Records shown:
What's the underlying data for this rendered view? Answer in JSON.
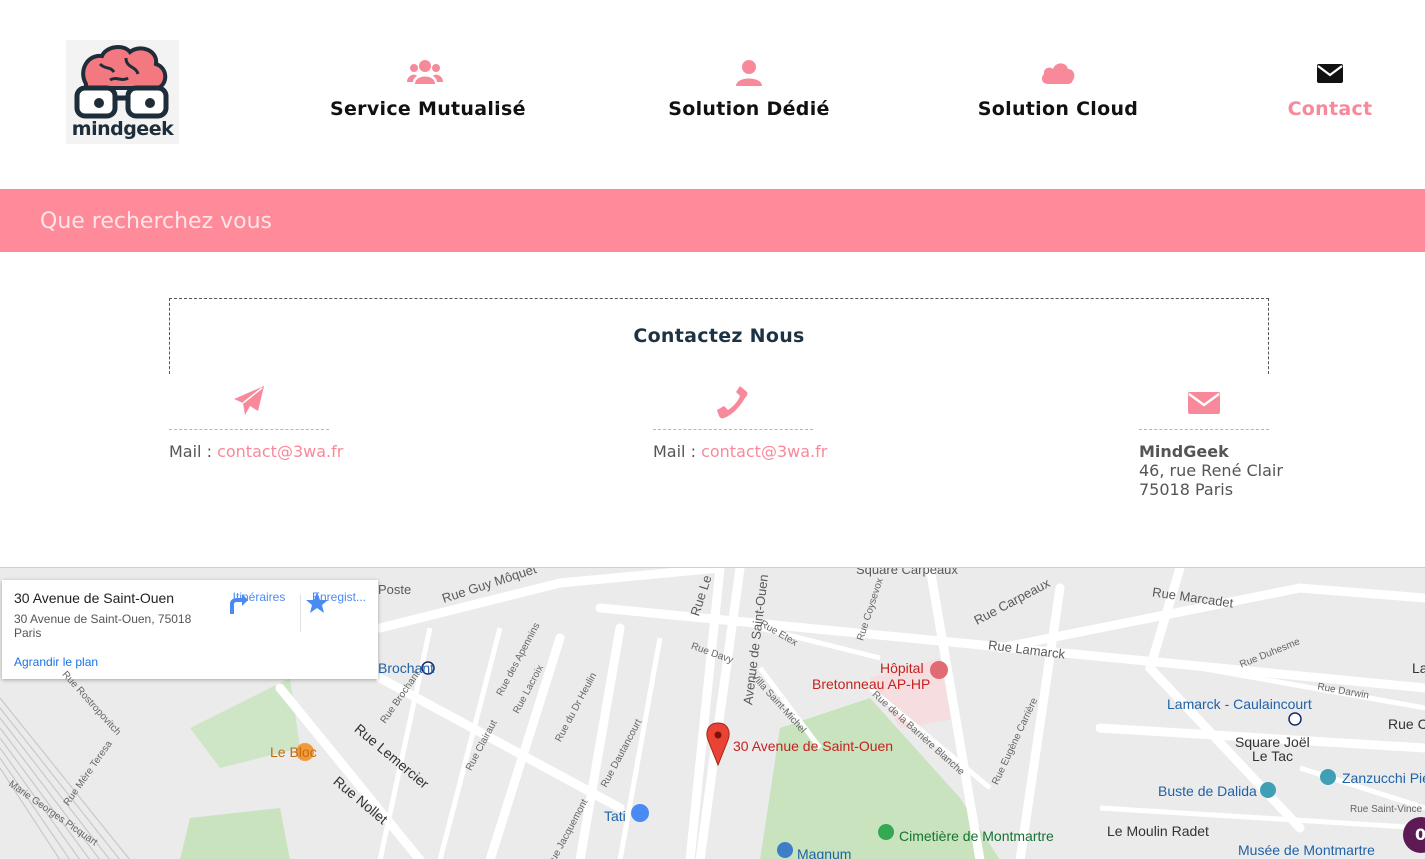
{
  "brand": {
    "logo_text": "mindgeek"
  },
  "nav": {
    "items": [
      {
        "label": "Service Mutualisé",
        "icon": "users-icon"
      },
      {
        "label": "Solution Dédié",
        "icon": "user-icon"
      },
      {
        "label": "Solution Cloud",
        "icon": "cloud-icon"
      },
      {
        "label": "Contact",
        "icon": "envelope-icon",
        "active": true
      }
    ]
  },
  "search": {
    "placeholder": "Que recherchez vous"
  },
  "contact": {
    "title": "Contactez Nous",
    "columns": [
      {
        "icon": "paper-plane-icon",
        "prefix": "Mail : ",
        "link": "contact@3wa.fr"
      },
      {
        "icon": "phone-icon",
        "prefix": "Mail : ",
        "link": "contact@3wa.fr"
      },
      {
        "icon": "envelope-icon",
        "company": "MindGeek",
        "street": "46, rue René Clair",
        "city": "75018 Paris"
      }
    ]
  },
  "map": {
    "card": {
      "title": "30 Avenue de Saint-Ouen",
      "address": "30 Avenue de Saint-Ouen, 75018 Paris",
      "directions_label": "Itinéraires",
      "save_label": "Enregist...",
      "enlarge_label": "Agrandir le plan"
    },
    "marker_label": "30 Avenue de Saint-Ouen",
    "labels": {
      "poste": "Poste",
      "rue_guy_moquet": "Rue Guy Môquet",
      "rue_legendre": "Rue Le",
      "avenue_saint_ouen": "Avenue de Saint-Ouen",
      "square_carpeaux": "Square Carpeaux",
      "rue_carpeaux": "Rue Carpeaux",
      "rue_marcadet": "Rue Marcadet",
      "rue_lamarck": "Rue Lamarck",
      "hopital": "Hôpital",
      "bretonneau": "Bretonneau AP-HP",
      "lamarck_caulaincourt": "Lamarck - Caulaincourt",
      "brochant": "Brochant",
      "le_bloc": "Le Bloc",
      "rue_lemercier": "Rue Lemercier",
      "rue_nollet": "Rue Nollet",
      "tati": "Tati",
      "cimetiere": "Cimetière de Montmartre",
      "magnum": "Magnum",
      "square_joel": "Square Joël",
      "le_tac": "Le Tac",
      "zanzucchi": "Zanzucchi Pie",
      "buste_dalida": "Buste de Dalida",
      "moulin_radet": "Le Moulin Radet",
      "musee_montmartre": "Musée de Montmartre",
      "rue_davy": "Rue Davy",
      "rue_etex": "Rue Etex",
      "rue_coysevox": "Rue Coysevox",
      "villa_saint_michel": "Villa Saint-Michel",
      "rue_barriere_blanche": "Rue de la Barrière Blanche",
      "rue_eugene_carriere": "Rue Eugène Carrière",
      "rue_duhesme": "Rue Duhesme",
      "rue_darwin": "Rue Darwin",
      "rue_ca": "Rue Ca",
      "rue_saint_vincent": "Rue Saint-Vince",
      "rue_brochant": "Rue Brochant",
      "rue_des_apennins": "Rue des Apennins",
      "rue_lacroix": "Rue Lacroix",
      "rue_dr_heulin": "Rue du Dr Heulin",
      "rue_clairaut": "Rue Clairaut",
      "rue_dautancourt": "Rue Dautancourt",
      "rue_jacquemont": "Rue Jacquemont",
      "rue_rostropovitch": "Rue Rostropovitch",
      "rue_mere_teresa": "Rue Mère Teresa",
      "marie_georges_picquart": "Marie Georges Picquart",
      "la": "La"
    },
    "badge": "0"
  },
  "colors": {
    "accent": "#fe8a9a",
    "pink_text": "#f8899a",
    "dark": "#1d3344"
  }
}
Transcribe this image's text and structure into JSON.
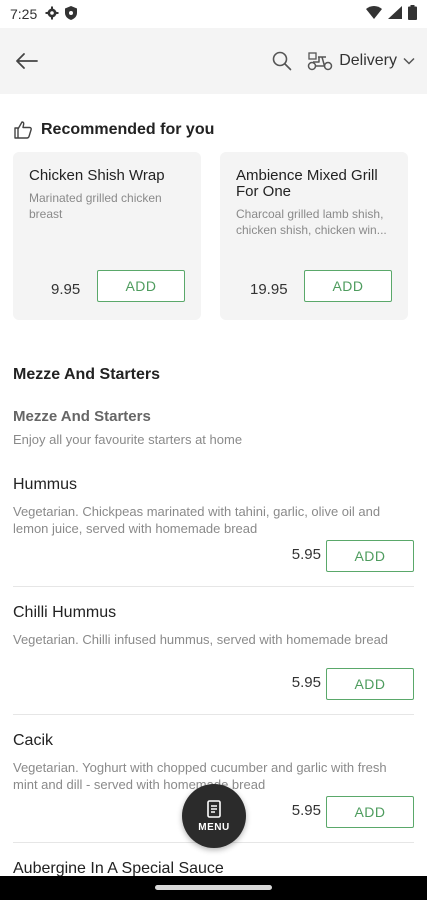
{
  "status_bar": {
    "time": "7:25"
  },
  "top_bar": {
    "delivery_label": "Delivery"
  },
  "recommended": {
    "title": "Recommended for you",
    "cards": [
      {
        "name": "Chicken Shish Wrap",
        "desc": "Marinated grilled chicken breast",
        "price": "9.95",
        "add_label": "ADD"
      },
      {
        "name": "Ambience Mixed Grill For One",
        "desc": "Charcoal grilled lamb shish, chicken shish, chicken win...",
        "price": "19.95",
        "add_label": "ADD"
      }
    ]
  },
  "section": {
    "title": "Mezze And Starters",
    "subtitle": "Mezze And Starters",
    "subtitle_desc": "Enjoy all your favourite starters at home"
  },
  "items": [
    {
      "name": "Hummus",
      "desc": "Vegetarian. Chickpeas marinated with tahini, garlic, olive oil and lemon juice, served with homemade bread",
      "price": "5.95",
      "add_label": "ADD"
    },
    {
      "name": "Chilli Hummus",
      "desc": "Vegetarian.  Chilli infused hummus,  served with homemade bread",
      "price": "5.95",
      "add_label": "ADD"
    },
    {
      "name": "Cacik",
      "desc": "Vegetarian. Yoghurt with chopped cucumber and garlic with fresh mint and dill - served with homemade bread",
      "price": "5.95",
      "add_label": "ADD"
    },
    {
      "name": "Aubergine In A Special Sauce"
    }
  ],
  "fab": {
    "label": "MENU"
  },
  "colors": {
    "accent": "#4e9c5e",
    "card_bg": "#f4f4f4",
    "fab_bg": "#2b2b2b"
  }
}
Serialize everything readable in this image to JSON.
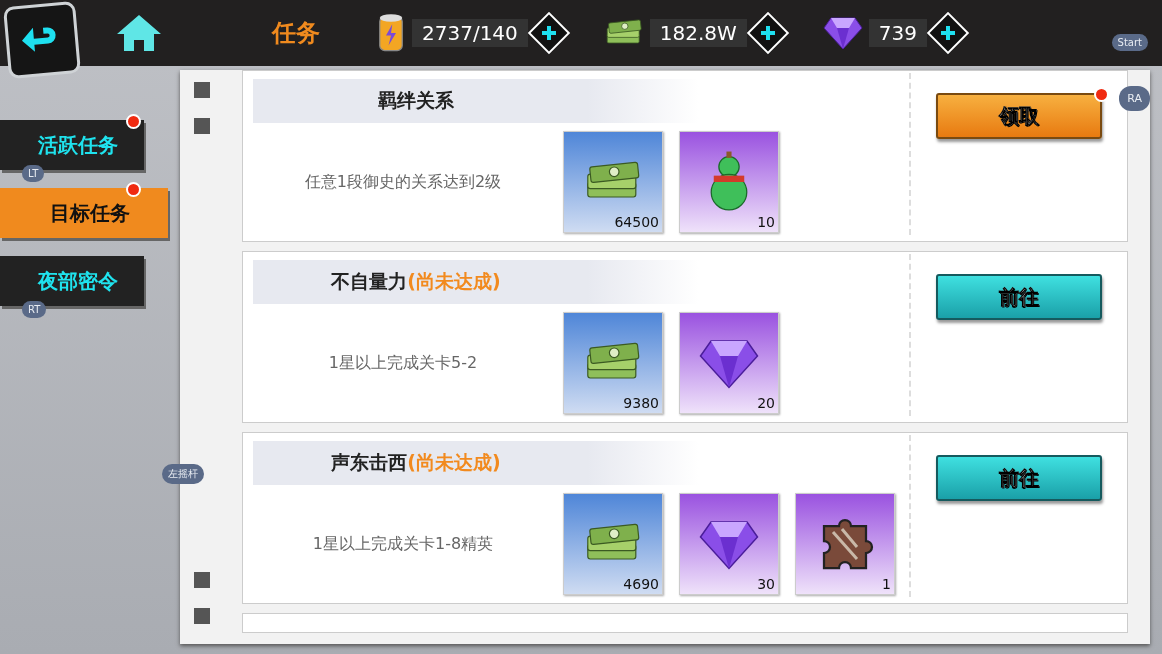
{
  "header": {
    "title": "任务",
    "resources": [
      {
        "kind": "energy",
        "value": "2737/140"
      },
      {
        "kind": "cash",
        "value": "182.8W"
      },
      {
        "kind": "gem",
        "value": "739"
      }
    ]
  },
  "hints": {
    "start": "Start",
    "ra": "RA",
    "stick": "左摇杆"
  },
  "tabs": [
    {
      "label": "活跃任务",
      "selected": false,
      "badge": true,
      "hint": "LT"
    },
    {
      "label": "目标任务",
      "selected": true,
      "badge": true
    },
    {
      "label": "夜部密令",
      "selected": false,
      "badge": false,
      "hint": "RT"
    }
  ],
  "tasks": [
    {
      "title": "羁绊关系",
      "description": "任意1段御史的关系达到2级",
      "rewards": [
        {
          "kind": "cash",
          "count": "64500"
        },
        {
          "kind": "gourd",
          "count": "10"
        }
      ],
      "button": {
        "kind": "claim",
        "label": "领取",
        "badge": true
      }
    },
    {
      "title": "不自量力",
      "status": "(尚未达成)",
      "description": "1星以上完成关卡5-2",
      "rewards": [
        {
          "kind": "cash",
          "count": "9380"
        },
        {
          "kind": "gem",
          "count": "20"
        }
      ],
      "button": {
        "kind": "go",
        "label": "前往",
        "badge": false
      }
    },
    {
      "title": "声东击西",
      "status": "(尚未达成)",
      "description": "1星以上完成关卡1-8精英",
      "rewards": [
        {
          "kind": "cash",
          "count": "4690"
        },
        {
          "kind": "gem",
          "count": "30"
        },
        {
          "kind": "puzzle",
          "count": "1"
        }
      ],
      "button": {
        "kind": "go",
        "label": "前往",
        "badge": false
      }
    }
  ]
}
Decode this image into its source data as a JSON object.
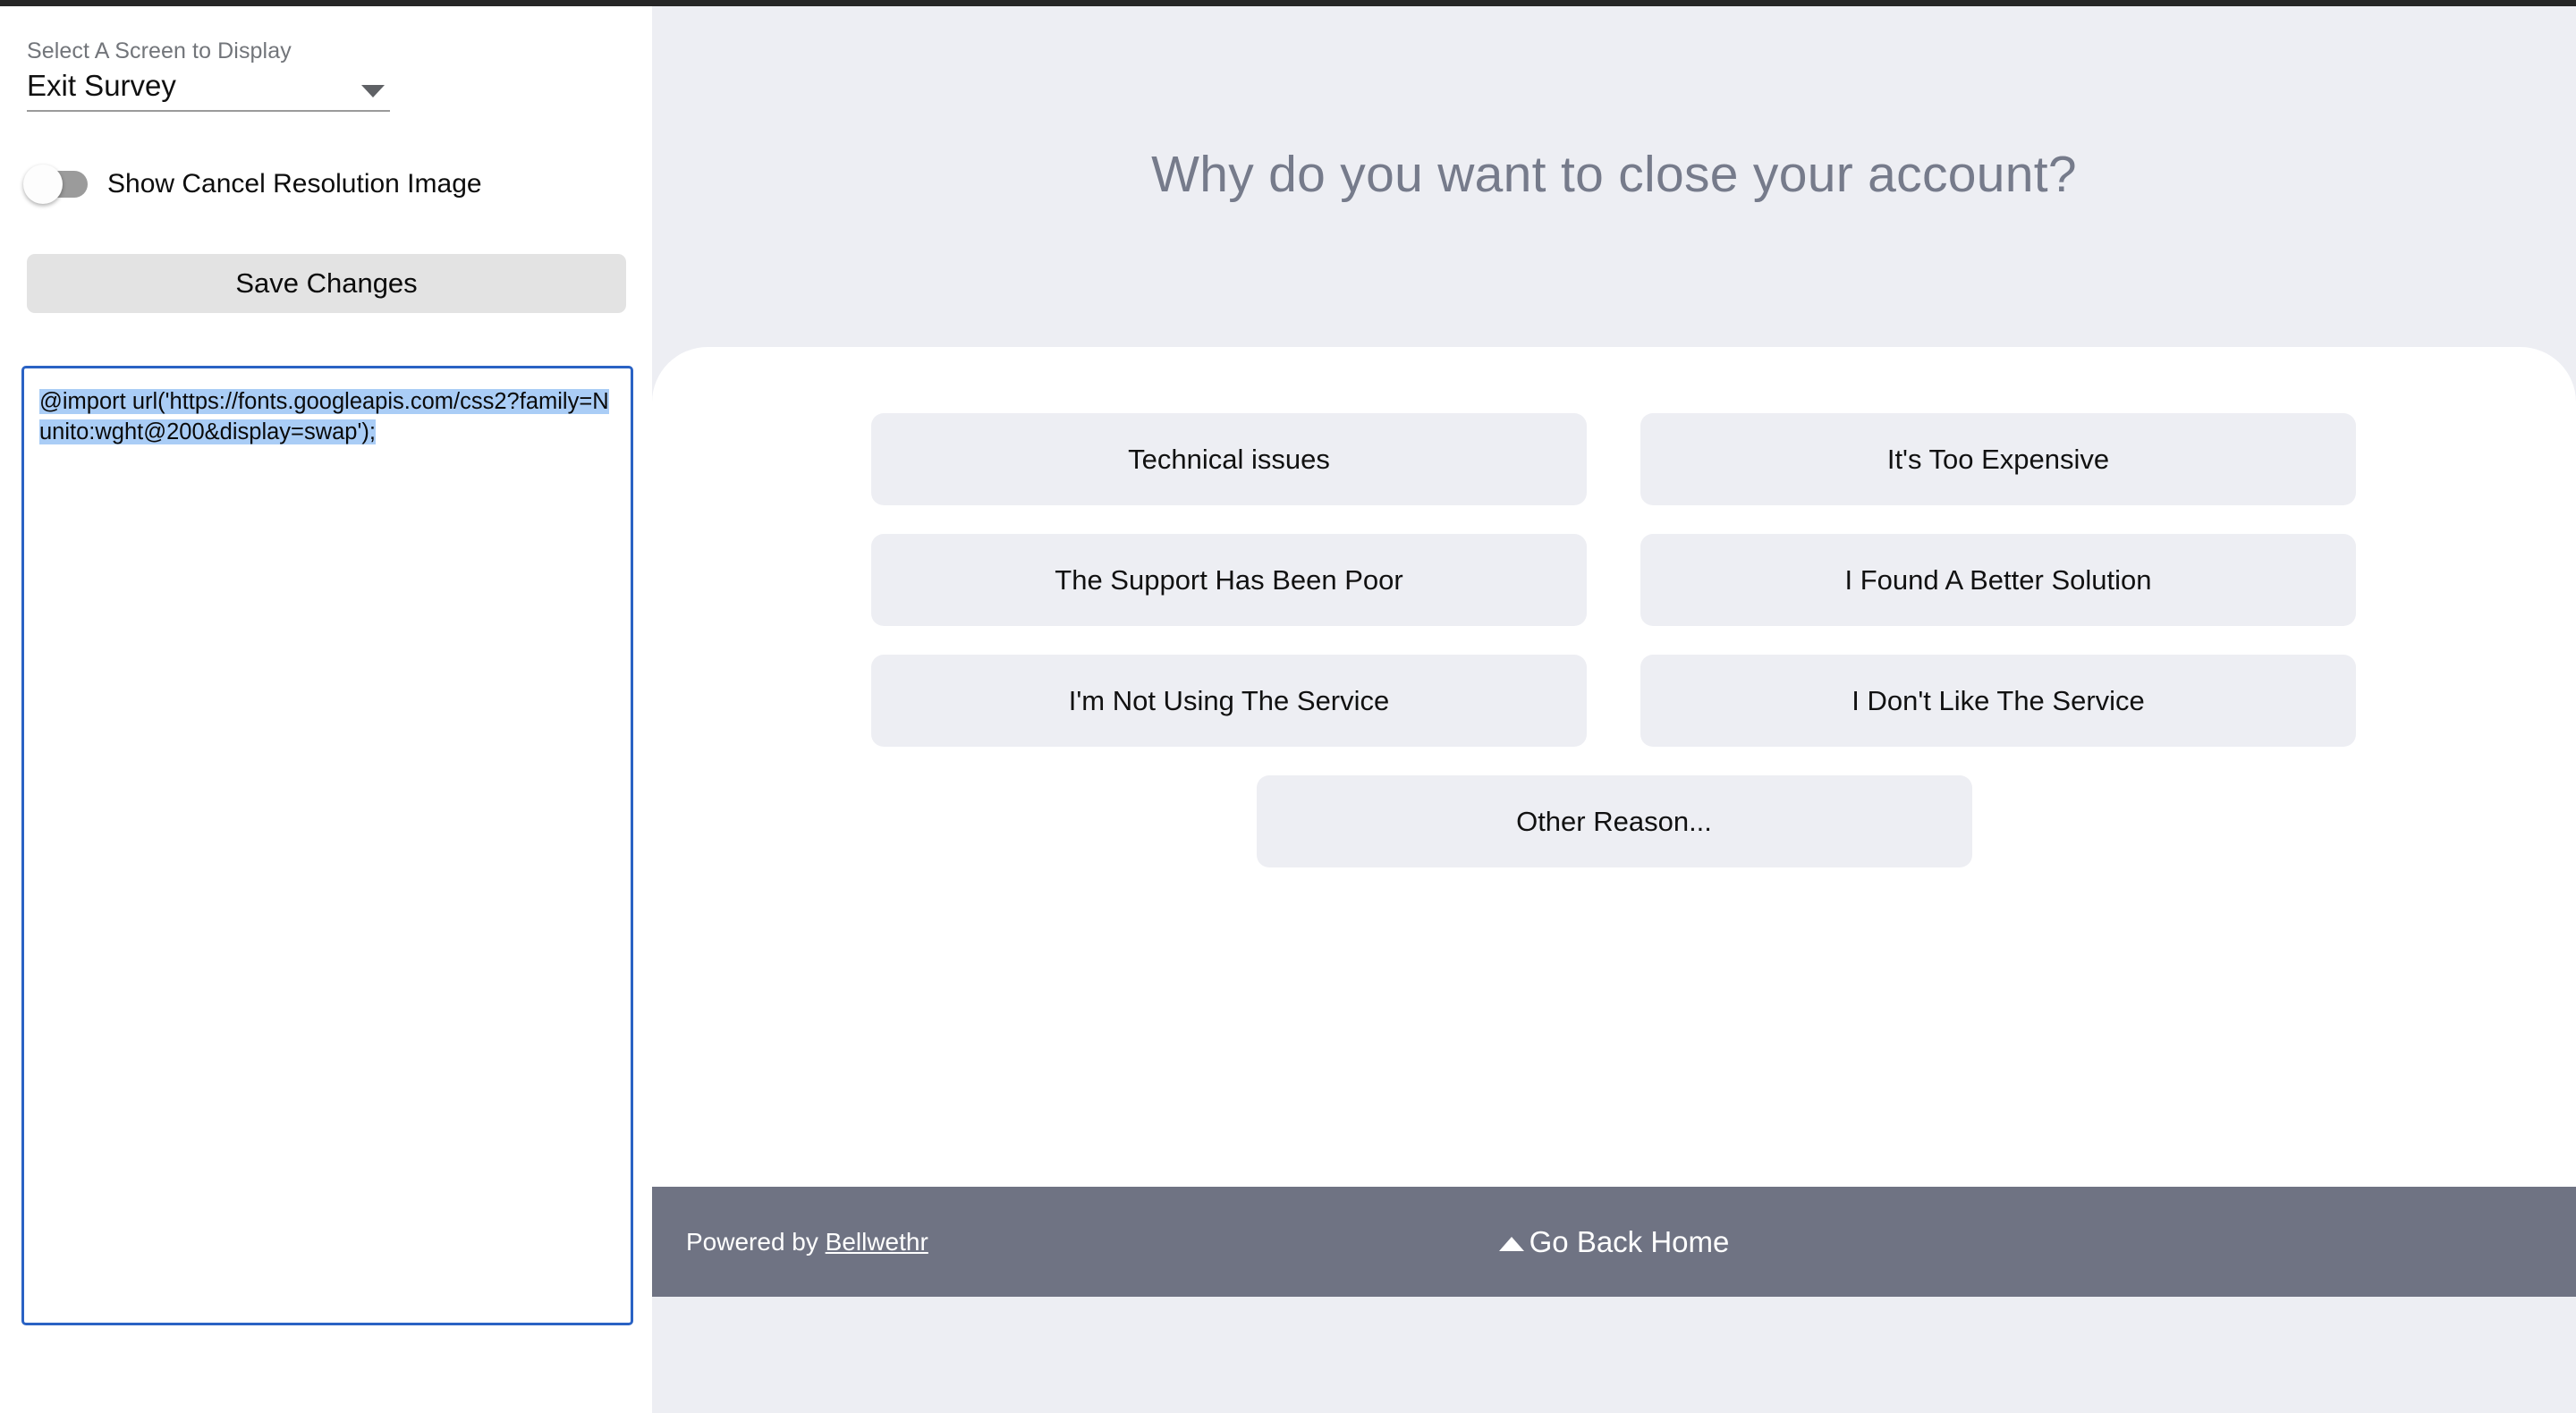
{
  "window": {
    "top_strip_color": "#262626"
  },
  "config_panel": {
    "screen_select": {
      "label": "Select A Screen to Display",
      "value": "Exit Survey",
      "caret_icon": "chevron-down-icon"
    },
    "toggle": {
      "label": "Show Cancel Resolution Image",
      "state": "off"
    },
    "save_button": {
      "label": "Save Changes"
    },
    "code_editor": {
      "selected_text": "@import url('https://fonts.googleapis.com/css2?family=Nunito:wght@200&display=swap');",
      "selection_color": "#aacdf6",
      "border_color": "#2a62c4"
    }
  },
  "preview": {
    "background_color": "#edeef3",
    "card_color": "#ffffff",
    "title": "Why do you want to close your account?",
    "title_color": "#767b8b",
    "options": [
      "Technical issues",
      "It's Too Expensive",
      "The Support Has Been Poor",
      "I Found A Better Solution",
      "I'm Not Using The Service",
      "I Don't Like The Service"
    ],
    "last_option": "Other Reason...",
    "footer": {
      "background_color": "#6f7383",
      "powered_prefix": "Powered by ",
      "brand": "Bellwethr",
      "back_home_label": "Go Back Home",
      "back_home_icon": "caret-up-icon"
    }
  }
}
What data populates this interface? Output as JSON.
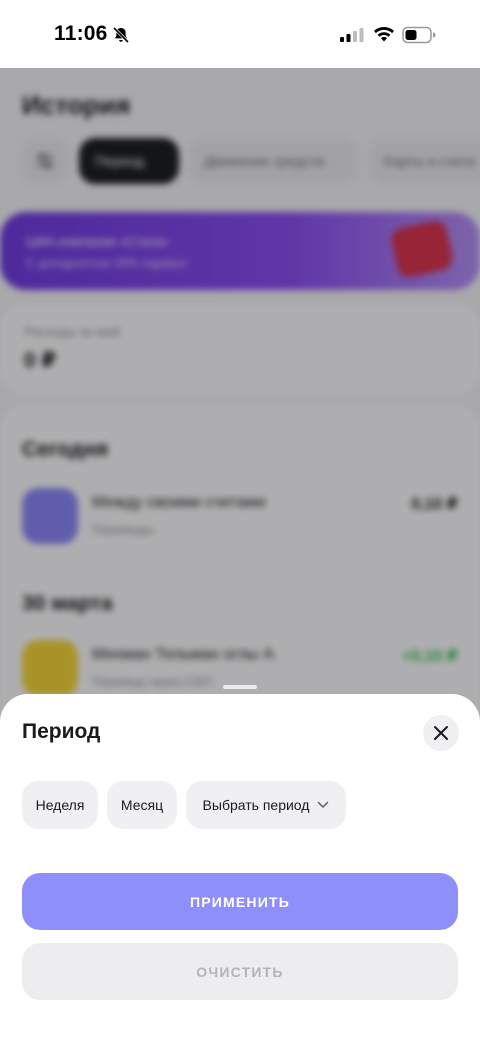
{
  "status_bar": {
    "time": "11:06",
    "icons": [
      "bell-slash-icon",
      "signal-icon",
      "wifi-icon",
      "battery-icon"
    ]
  },
  "background": {
    "title": "История",
    "filters": [
      "Период",
      "Движение средств",
      "Карты и счета"
    ],
    "banner": {
      "title": "ЦФА компании «Стата»",
      "subtitle": "С доходностью 20% годовых"
    },
    "expenses": {
      "label": "Расходы за май",
      "value": "0 ₽"
    },
    "sections": [
      {
        "title": "Сегодня",
        "transactions": [
          {
            "title": "Между своими счетами",
            "subtitle": "Переводы",
            "amount": "0,10 ₽"
          }
        ]
      },
      {
        "title": "30 марта",
        "transactions": [
          {
            "title": "Мехман Тельман оглы А.",
            "subtitle": "Перевод через СБП",
            "amount": "+0,10 ₽"
          }
        ]
      }
    ]
  },
  "sheet": {
    "title": "Период",
    "options": {
      "week": "Неделя",
      "month": "Месяц",
      "custom": "Выбрать период"
    },
    "apply_label": "ПРИМЕНИТЬ",
    "clear_label": "ОЧИСТИТЬ"
  },
  "colors": {
    "accent": "#8f8ffb",
    "banner": "#7a45e6",
    "positive": "#2fbf4d",
    "sheet_chip": "#f0f0f3"
  }
}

Task:
Extract exactly the lines above from the line containing "What data populates" through the last one, both ends included, but not the pictures.

Result of this exercise:
What data populates this interface? Output as JSON.
{
  "status_bar": {
    "time": "11:06",
    "icons": [
      "bell-slash-icon",
      "signal-icon",
      "wifi-icon",
      "battery-icon"
    ]
  },
  "background": {
    "title": "История",
    "filters": [
      "Период",
      "Движение средств",
      "Карты и счета"
    ],
    "banner": {
      "title": "ЦФА компании «Стата»",
      "subtitle": "С доходностью 20% годовых"
    },
    "expenses": {
      "label": "Расходы за май",
      "value": "0 ₽"
    },
    "sections": [
      {
        "title": "Сегодня",
        "transactions": [
          {
            "title": "Между своими счетами",
            "subtitle": "Переводы",
            "amount": "0,10 ₽"
          }
        ]
      },
      {
        "title": "30 марта",
        "transactions": [
          {
            "title": "Мехман Тельман оглы А.",
            "subtitle": "Перевод через СБП",
            "amount": "+0,10 ₽"
          }
        ]
      }
    ]
  },
  "sheet": {
    "title": "Период",
    "options": {
      "week": "Неделя",
      "month": "Месяц",
      "custom": "Выбрать период"
    },
    "apply_label": "ПРИМЕНИТЬ",
    "clear_label": "ОЧИСТИТЬ"
  },
  "colors": {
    "accent": "#8f8ffb",
    "banner": "#7a45e6",
    "positive": "#2fbf4d",
    "sheet_chip": "#f0f0f3"
  }
}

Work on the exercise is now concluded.